**Task requirements**
Could you reproduce, character for character, the part of the records that opens with the line containing "status-text: 未学习 bbox=[455, 328, 479, 337]" and closes with the line containing "search-icon bbox=[507, 102, 517, 112]", including both of those lines?

#### Given records ####

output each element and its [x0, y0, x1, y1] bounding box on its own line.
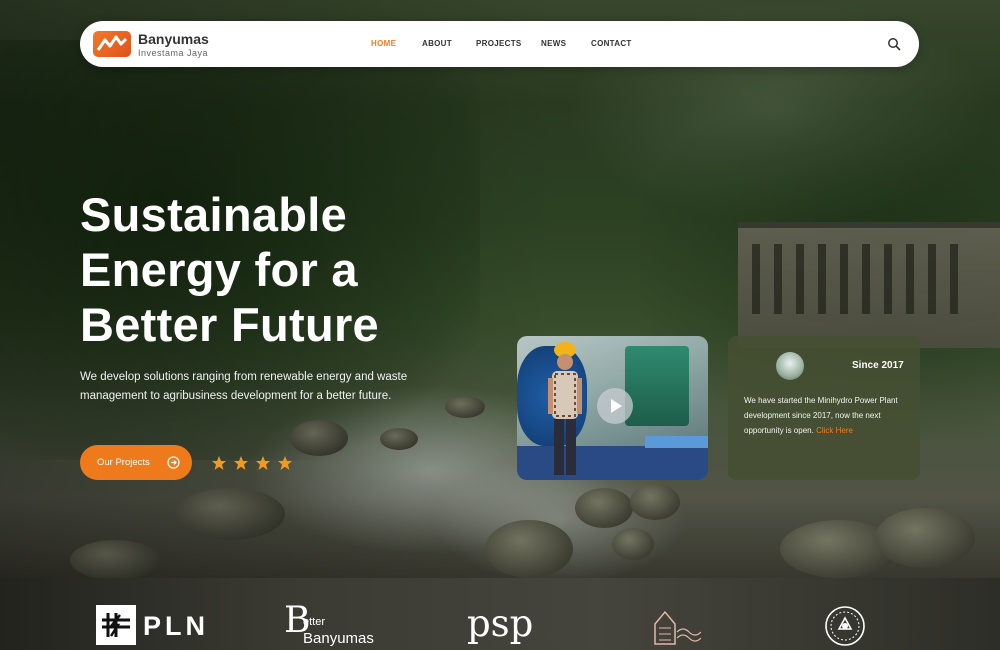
hero-description: We develop solutions ranging from renewa…: [80, 371, 408, 402]
hero-headline: Sustainable Energy for a Better Future: [80, 187, 500, 352]
star-icon: [212, 456, 226, 470]
star-icon: [278, 456, 292, 470]
nav-news[interactable]: NEWS: [541, 39, 566, 48]
psp-logo: psp: [467, 602, 534, 645]
pipe-image: [645, 436, 708, 448]
star-icon: [256, 456, 270, 470]
info-card: Since 2017 We have started the Minihydro…: [728, 336, 920, 480]
better-banyumas-line1: etter: [303, 616, 326, 628]
mandiri-seal-icon: [654, 610, 701, 645]
rating-stars: [211, 455, 299, 471]
nav-contact[interactable]: CONTACT: [591, 39, 632, 48]
headline-line: Energy for a: [80, 243, 358, 296]
arrow-circle-right-icon: [167, 456, 180, 469]
video-card[interactable]: [517, 336, 708, 480]
recycle-badge-icon: [825, 606, 865, 646]
better-banyumas-line2: Banyumas: [303, 630, 374, 647]
navbar: Banyumas Investama Jaya HOME ABOUT PROJE…: [80, 21, 919, 67]
pln-logo-text: PLN: [143, 611, 209, 641]
logo-icon[interactable]: [93, 31, 131, 57]
play-button[interactable]: [597, 388, 633, 424]
nav-home[interactable]: HOME: [371, 39, 396, 48]
project-thumbnail: [776, 352, 804, 380]
nav-about[interactable]: ABOUT: [422, 39, 452, 48]
search-icon[interactable]: [887, 37, 901, 51]
since-label: Since 2017: [852, 360, 904, 371]
our-projects-button[interactable]: Our Projects: [80, 445, 192, 480]
partners-strip: PLN B etter Banyumas psp: [0, 578, 1000, 650]
brand-subtitle: Investama Jaya: [138, 48, 209, 58]
nav-projects[interactable]: PROJECTS: [476, 39, 522, 48]
worker-figure: [548, 342, 582, 475]
cta-label: Our Projects: [97, 457, 150, 468]
machine-image: [625, 346, 689, 426]
click-here-link[interactable]: Click Here: [816, 426, 853, 435]
play-icon: [611, 399, 622, 413]
pln-logo-icon: [96, 605, 136, 645]
brand-name[interactable]: Banyumas: [138, 31, 209, 47]
headline-line: Better Future: [80, 298, 379, 351]
headline-line: Sustainable: [80, 188, 348, 241]
info-text: We have started the Minihydro Power Plan…: [744, 393, 908, 438]
star-icon: [234, 456, 248, 470]
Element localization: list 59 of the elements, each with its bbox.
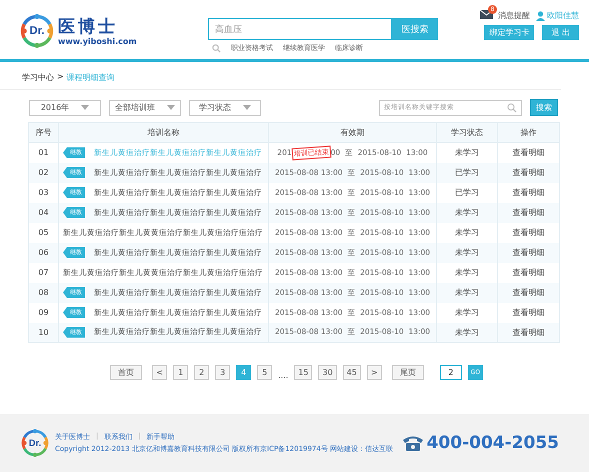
status-text: 未学习 bbox=[455, 328, 479, 337]
dropdown-arrow-icon bbox=[167, 105, 175, 110]
breadcrumb-current: 课程明细查询 bbox=[66, 72, 115, 83]
status-text: 未学习 bbox=[455, 288, 479, 297]
page-button[interactable]: 5 bbox=[257, 365, 272, 380]
table-cell: 08 bbox=[28, 282, 58, 302]
page-button[interactable]: 45 bbox=[342, 365, 361, 380]
page-button[interactable]: 2 bbox=[194, 365, 210, 380]
logo-title: 医博士 bbox=[58, 16, 119, 36]
status-text: 已学习 bbox=[455, 188, 479, 197]
status-text: 未学习 bbox=[455, 228, 479, 237]
table-cell: 10 bbox=[28, 322, 58, 342]
envelope-icon[interactable] bbox=[480, 10, 493, 19]
status-text: 未学习 bbox=[455, 308, 479, 317]
next-page-button[interactable]: > bbox=[366, 365, 382, 380]
table-cell: 04 bbox=[28, 202, 58, 222]
search-icon bbox=[507, 102, 517, 112]
status-text: 未学习 bbox=[455, 248, 479, 257]
view-details-link[interactable]: 查看明细 bbox=[512, 148, 544, 158]
page-button[interactable]: 30 bbox=[318, 365, 337, 380]
dropdown-arrow-icon bbox=[243, 105, 251, 110]
page-button[interactable]: 15 bbox=[294, 365, 312, 380]
table-cell: 06 bbox=[28, 242, 58, 262]
column-header: 序号 bbox=[28, 122, 58, 142]
view-details-link[interactable]: 查看明细 bbox=[512, 188, 544, 197]
filter-label: 学习状态 bbox=[199, 102, 231, 113]
page-number-field[interactable]: 2 bbox=[440, 365, 462, 380]
filter-label: 2016年 bbox=[40, 102, 70, 113]
phone-number: 400-004-2055 bbox=[426, 433, 559, 453]
status-text: 未学习 bbox=[455, 148, 479, 158]
column-header: 操作 bbox=[498, 122, 560, 142]
page-button[interactable]: 1 bbox=[173, 365, 188, 380]
logo-url: www.yiboshi.com bbox=[58, 36, 137, 46]
column-header: 学习状态 bbox=[436, 122, 498, 142]
breadcrumb-link[interactable]: 学习中心 bbox=[22, 72, 54, 83]
messages-link[interactable]: 消息提醒 bbox=[498, 10, 530, 21]
status-text: 未学习 bbox=[455, 208, 479, 217]
filter-dropdown[interactable]: 全部培训班 bbox=[109, 100, 181, 116]
pagination-ellipsis: .... bbox=[278, 371, 288, 380]
view-details-link[interactable]: 查看明细 bbox=[512, 308, 544, 317]
filter-label: 全部培训班 bbox=[115, 102, 155, 113]
last-page-button[interactable]: 尾页 bbox=[392, 365, 424, 380]
view-details-link[interactable]: 查看明细 bbox=[512, 228, 544, 237]
search-icon bbox=[212, 44, 221, 52]
column-header: 有效期 bbox=[268, 122, 436, 142]
dropdown-arrow-icon bbox=[81, 105, 90, 110]
status-text: 未学习 bbox=[455, 268, 479, 277]
status-text: 已学习 bbox=[455, 168, 479, 177]
table-cell: 02 bbox=[28, 162, 58, 182]
breadcrumb-separator: > bbox=[57, 72, 64, 83]
first-page-button[interactable]: 首页 bbox=[110, 365, 142, 380]
user-icon bbox=[536, 10, 545, 20]
column-header: 培训名称 bbox=[58, 122, 268, 142]
previous-page-button[interactable]: < bbox=[152, 365, 168, 380]
filter-dropdown[interactable]: 学习状态 bbox=[189, 100, 261, 116]
page-button[interactable]: 3 bbox=[215, 365, 230, 380]
view-details-link[interactable]: 查看明细 bbox=[512, 268, 544, 277]
telephone-icon bbox=[402, 435, 424, 451]
filter-dropdown[interactable]: 2016年 bbox=[29, 100, 101, 116]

####

**Output for this task**
status-text: 未学习 bbox=[455, 328, 479, 337]
dropdown-arrow-icon bbox=[167, 105, 175, 110]
breadcrumb-current: 课程明细查询 bbox=[66, 72, 115, 83]
status-text: 未学习 bbox=[455, 288, 479, 297]
page-button[interactable]: 5 bbox=[257, 365, 272, 380]
table-cell: 08 bbox=[28, 282, 58, 302]
page-button[interactable]: 45 bbox=[342, 365, 361, 380]
page-button[interactable]: 2 bbox=[194, 365, 210, 380]
logo-title: 医博士 bbox=[58, 16, 119, 36]
status-text: 已学习 bbox=[455, 188, 479, 197]
status-text: 未学习 bbox=[455, 228, 479, 237]
table-cell: 10 bbox=[28, 322, 58, 342]
envelope-icon[interactable] bbox=[480, 10, 493, 19]
status-text: 未学习 bbox=[455, 308, 479, 317]
next-page-button[interactable]: > bbox=[366, 365, 382, 380]
table-cell: 04 bbox=[28, 202, 58, 222]
search-icon bbox=[507, 102, 517, 112]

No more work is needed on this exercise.